**WHAT THE EXERCISE ASKS:** Please print exactly the lines running from the one that contains "Type out the text in this image." to the end of the data, with both lines included.

Some records:
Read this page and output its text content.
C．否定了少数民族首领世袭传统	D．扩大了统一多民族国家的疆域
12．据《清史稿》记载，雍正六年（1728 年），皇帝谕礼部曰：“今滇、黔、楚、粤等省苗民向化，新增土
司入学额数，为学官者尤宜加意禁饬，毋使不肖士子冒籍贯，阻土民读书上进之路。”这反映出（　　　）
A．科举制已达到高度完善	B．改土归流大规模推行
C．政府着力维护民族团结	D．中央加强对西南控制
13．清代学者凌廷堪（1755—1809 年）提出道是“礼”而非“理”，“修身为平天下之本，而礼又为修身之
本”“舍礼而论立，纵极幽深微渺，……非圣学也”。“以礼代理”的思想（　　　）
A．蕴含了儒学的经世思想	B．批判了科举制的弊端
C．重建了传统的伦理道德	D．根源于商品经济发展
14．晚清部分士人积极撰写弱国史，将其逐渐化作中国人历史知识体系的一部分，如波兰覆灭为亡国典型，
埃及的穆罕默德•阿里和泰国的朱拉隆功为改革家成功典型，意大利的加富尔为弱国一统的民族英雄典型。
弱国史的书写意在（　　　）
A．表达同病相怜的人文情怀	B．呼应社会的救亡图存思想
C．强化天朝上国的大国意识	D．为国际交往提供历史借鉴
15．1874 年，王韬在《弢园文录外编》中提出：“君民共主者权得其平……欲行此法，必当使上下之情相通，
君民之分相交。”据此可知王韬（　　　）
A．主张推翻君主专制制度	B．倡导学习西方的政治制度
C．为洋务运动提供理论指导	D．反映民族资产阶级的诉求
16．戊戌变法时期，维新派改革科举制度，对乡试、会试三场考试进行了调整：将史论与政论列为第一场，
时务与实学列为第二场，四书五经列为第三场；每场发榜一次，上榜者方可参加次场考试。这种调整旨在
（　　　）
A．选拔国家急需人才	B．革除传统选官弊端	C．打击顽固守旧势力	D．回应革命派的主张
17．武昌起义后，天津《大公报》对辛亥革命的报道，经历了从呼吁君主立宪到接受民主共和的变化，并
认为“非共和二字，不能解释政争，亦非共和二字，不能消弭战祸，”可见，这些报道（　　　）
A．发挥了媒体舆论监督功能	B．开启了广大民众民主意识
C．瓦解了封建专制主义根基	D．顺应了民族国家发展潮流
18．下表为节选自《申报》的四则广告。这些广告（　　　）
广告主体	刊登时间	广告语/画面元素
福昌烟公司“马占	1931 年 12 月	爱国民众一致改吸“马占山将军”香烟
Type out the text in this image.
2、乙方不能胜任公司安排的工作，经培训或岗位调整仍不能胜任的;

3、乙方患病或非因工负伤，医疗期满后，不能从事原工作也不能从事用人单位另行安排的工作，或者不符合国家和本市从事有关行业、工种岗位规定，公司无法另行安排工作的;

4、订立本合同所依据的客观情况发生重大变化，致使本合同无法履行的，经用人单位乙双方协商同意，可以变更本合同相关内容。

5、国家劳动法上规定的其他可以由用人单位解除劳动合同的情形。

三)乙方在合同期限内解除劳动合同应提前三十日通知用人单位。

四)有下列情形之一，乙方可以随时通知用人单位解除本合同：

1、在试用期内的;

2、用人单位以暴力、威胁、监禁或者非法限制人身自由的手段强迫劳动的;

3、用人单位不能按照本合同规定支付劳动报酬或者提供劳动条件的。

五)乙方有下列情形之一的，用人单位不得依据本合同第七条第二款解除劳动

**TASK RESULT:**
Type out the text in this image.
2、乙方不能胜任公司安排的工作，经培训或岗位调整仍不能胜任的;

3、乙方患病或非因工负伤，医疗期满后，不能从事原工作也不能从事用人单位另行安排的工作，或者不符合国家和本市从事有关行业、工种岗位规定，公司无法另行安排工作的;

4、订立本合同所依据的客观情况发生重大变化，致使本合同无法履行的，经用人单位乙双方协商同意，可以变更本合同相关内容。

5、国家劳动法上规定的其他可以由用人单位解除劳动合同的情形。

三)乙方在合同期限内解除劳动合同应提前三十日通知用人单位。

四)有下列情形之一，乙方可以随时通知用人单位解除本合同：

1、在试用期内的;

2、用人单位以暴力、威胁、监禁或者非法限制人身自由的手段强迫劳动的;

3、用人单位不能按照本合同规定支付劳动报酬或者提供劳动条件的。

五)乙方有下列情形之一的，用人单位不得依据本合同第七条第二款解除劳动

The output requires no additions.